=== Data entries ===

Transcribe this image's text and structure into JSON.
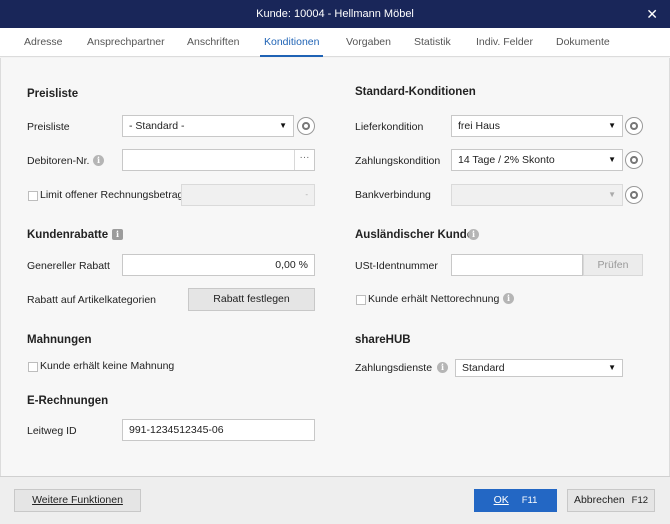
{
  "window": {
    "title": "Kunde: 10004 - Hellmann Möbel",
    "close": "✕"
  },
  "tabs": [
    "Adresse",
    "Ansprechpartner",
    "Anschriften",
    "Konditionen",
    "Vorgaben",
    "Statistik",
    "Indiv. Felder",
    "Dokumente"
  ],
  "preisliste": {
    "heading": "Preisliste",
    "preisliste_label": "Preisliste",
    "preisliste_value": "- Standard -",
    "debitoren_label": "Debitoren-Nr.",
    "debitoren_value": "",
    "ellipsis": "···",
    "limit_label": "Limit offener Rechnungsbetrag",
    "limit_value": "-"
  },
  "kundenrabatte": {
    "heading": "Kundenrabatte",
    "genereller_label": "Genereller Rabatt",
    "genereller_value": "0,00 %",
    "artikel_label": "Rabatt auf Artikelkategorien",
    "button": "Rabatt festlegen"
  },
  "mahnungen": {
    "heading": "Mahnungen",
    "checkbox_label": "Kunde erhält keine Mahnung"
  },
  "erechnungen": {
    "heading": "E-Rechnungen",
    "leitweg_label": "Leitweg ID",
    "leitweg_value": "991-1234512345-06"
  },
  "standard": {
    "heading": "Standard-Konditionen",
    "liefer_label": "Lieferkondition",
    "liefer_value": "frei Haus",
    "zahlung_label": "Zahlungskondition",
    "zahlung_value": "14 Tage / 2% Skonto",
    "bank_label": "Bankverbindung",
    "bank_value": ""
  },
  "auslaendisch": {
    "heading": "Ausländischer Kunde",
    "ust_label": "USt-Identnummer",
    "ust_value": "",
    "pruefen_button": "Prüfen",
    "netto_label": "Kunde erhält Nettorechnung"
  },
  "sharehub": {
    "heading": "shareHUB",
    "zahlungsdienste_label": "Zahlungsdienste",
    "zahlungsdienste_value": "Standard"
  },
  "footer": {
    "weitere_button": "Weitere Funktionen",
    "ok_button": "OK",
    "ok_shortcut": "F11",
    "abbrechen_button": "Abbrechen",
    "abbrechen_shortcut": "F12"
  },
  "icons": {
    "info": "i",
    "caret": "▼"
  }
}
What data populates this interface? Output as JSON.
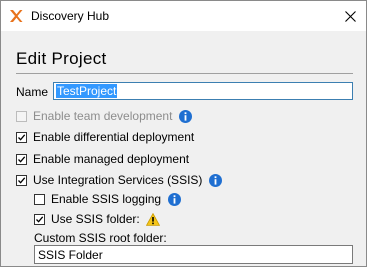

===

Goal ▸ Only the number is wanted: how many lines in the data include the string "erhält"?

Answer to the task ▸ 2